Material for this exercise:

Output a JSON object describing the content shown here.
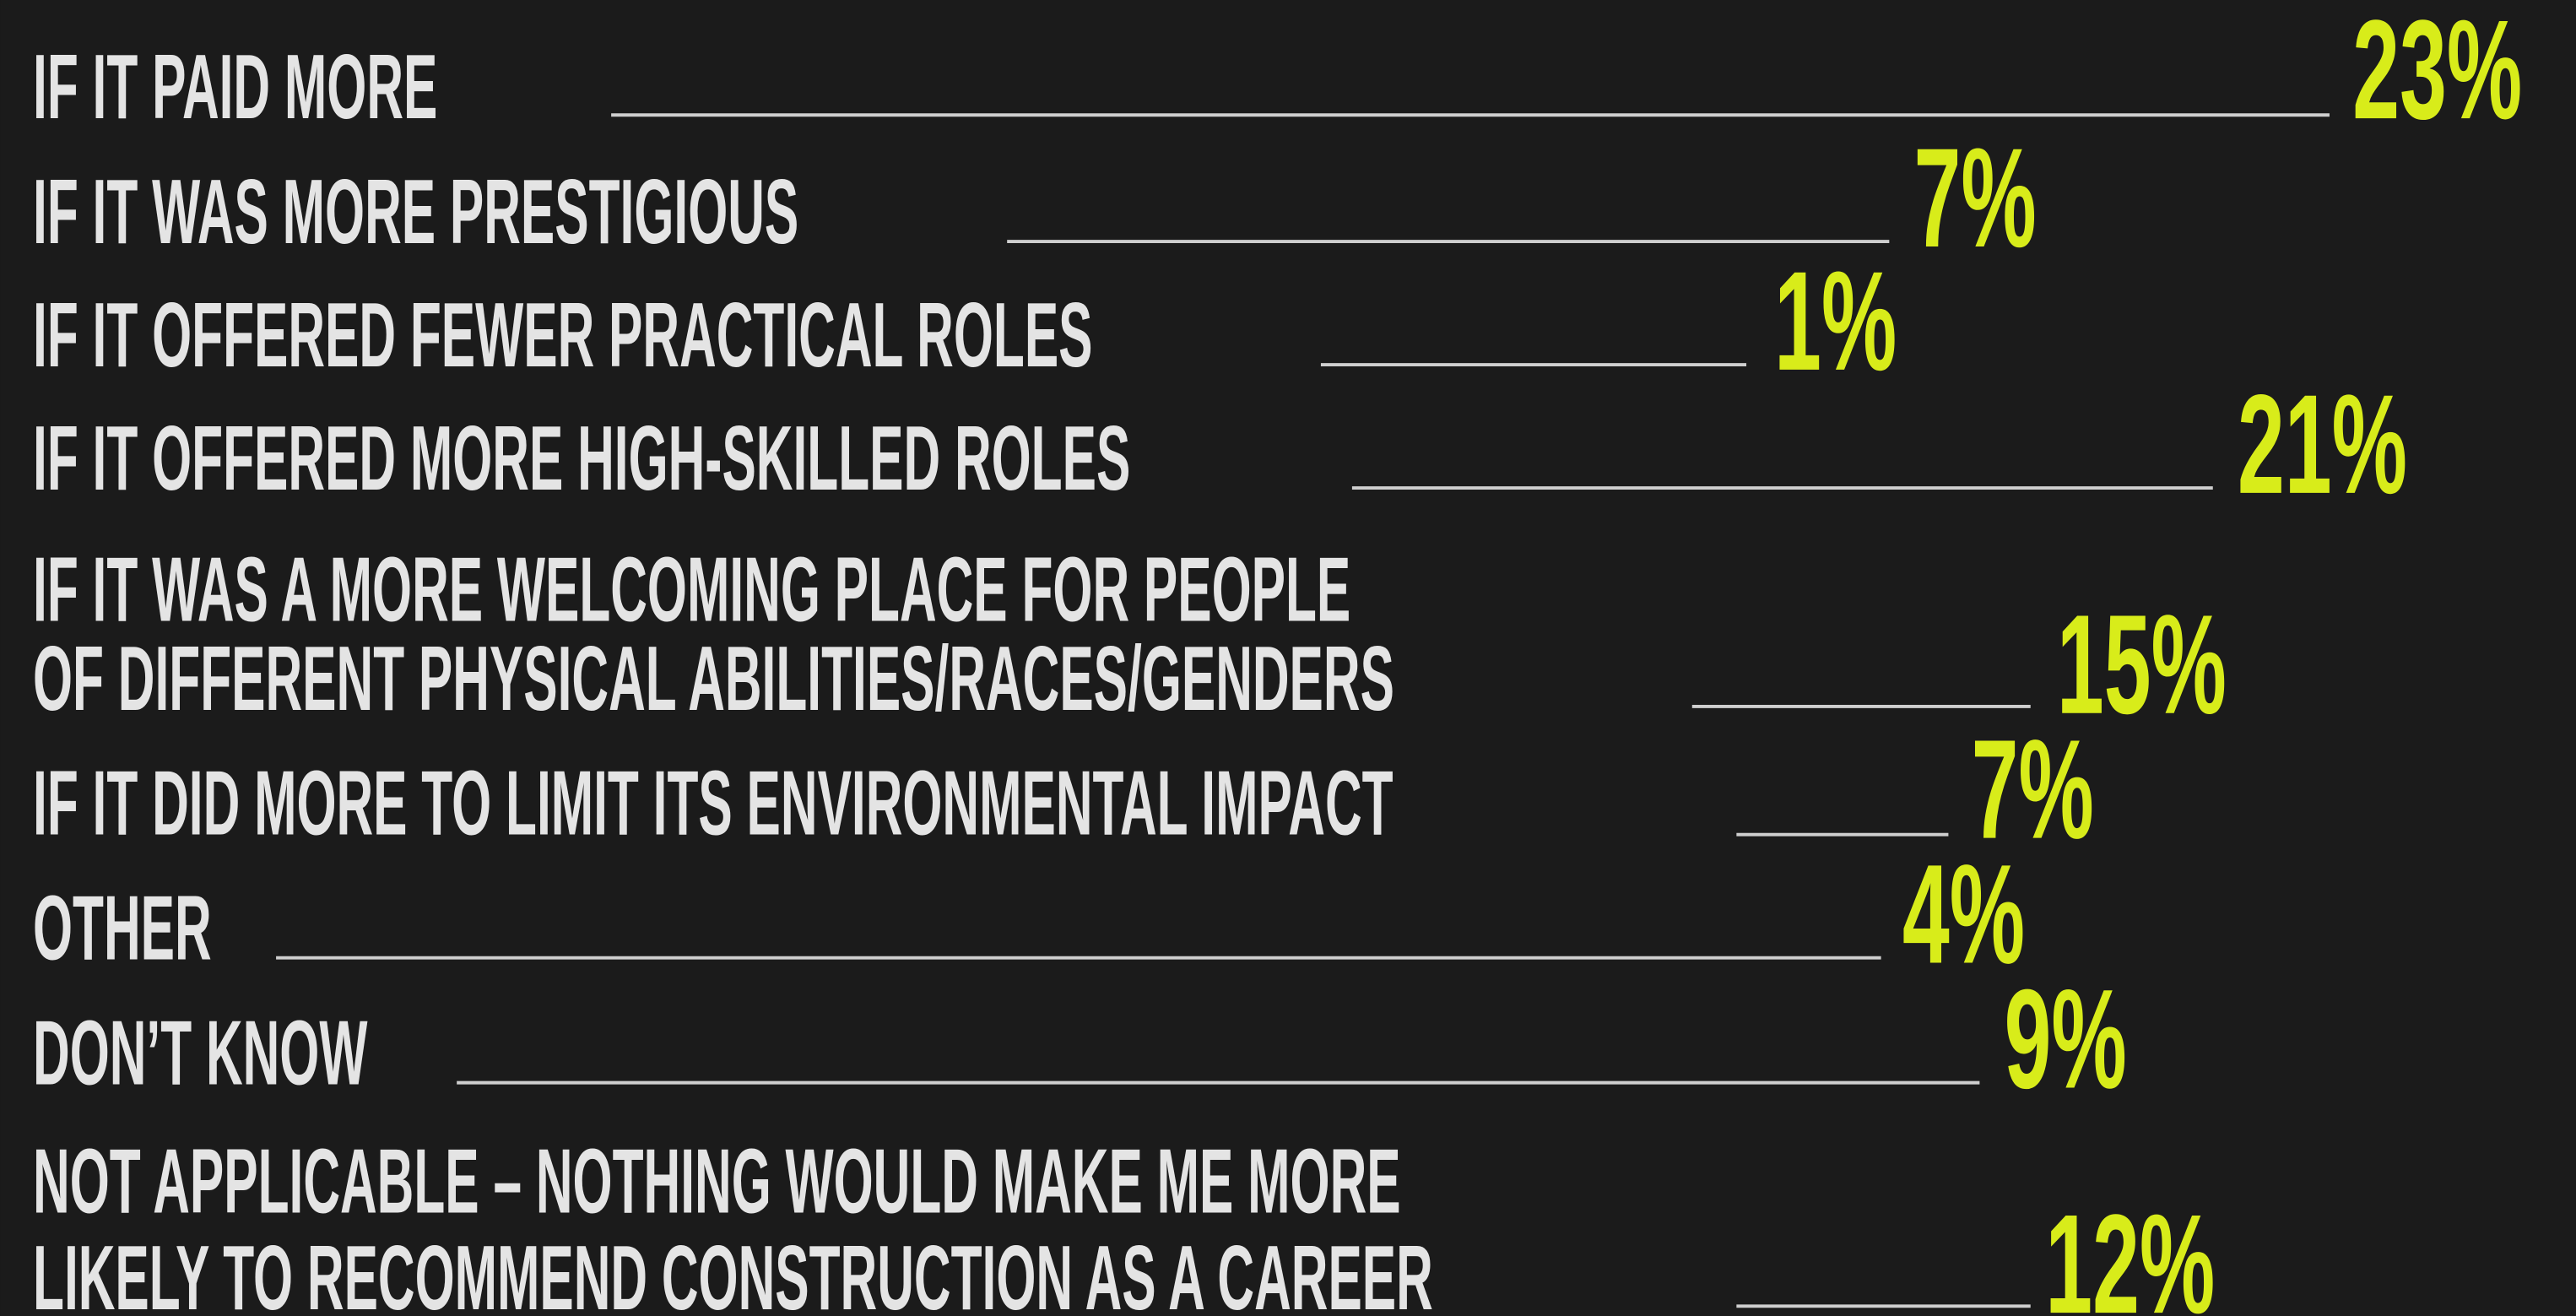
{
  "rows": [
    {
      "label": [
        "IF IT PAID MORE"
      ],
      "value": "23%"
    },
    {
      "label": [
        "IF IT WAS MORE PRESTIGIOUS"
      ],
      "value": "7%"
    },
    {
      "label": [
        "IF IT OFFERED FEWER PRACTICAL ROLES"
      ],
      "value": "1%"
    },
    {
      "label": [
        "IF IT OFFERED MORE HIGH-SKILLED ROLES"
      ],
      "value": "21%"
    },
    {
      "label": [
        "IF IT WAS A MORE WELCOMING PLACE FOR PEOPLE",
        "OF DIFFERENT PHYSICAL ABILITIES/RACES/GENDERS"
      ],
      "value": "15%"
    },
    {
      "label": [
        "IF IT DID MORE TO LIMIT ITS ENVIRONMENTAL IMPACT"
      ],
      "value": "7%"
    },
    {
      "label": [
        "OTHER"
      ],
      "value": "4%"
    },
    {
      "label": [
        "DON’T KNOW"
      ],
      "value": "9%"
    },
    {
      "label": [
        "NOT APPLICABLE – NOTHING WOULD MAKE ME MORE",
        "LIKELY TO RECOMMEND CONSTRUCTION AS A CAREER"
      ],
      "value": "12%"
    }
  ]
}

Problem: Report how many lines of the listing hold the string "value", giving only the number.

The solution: 9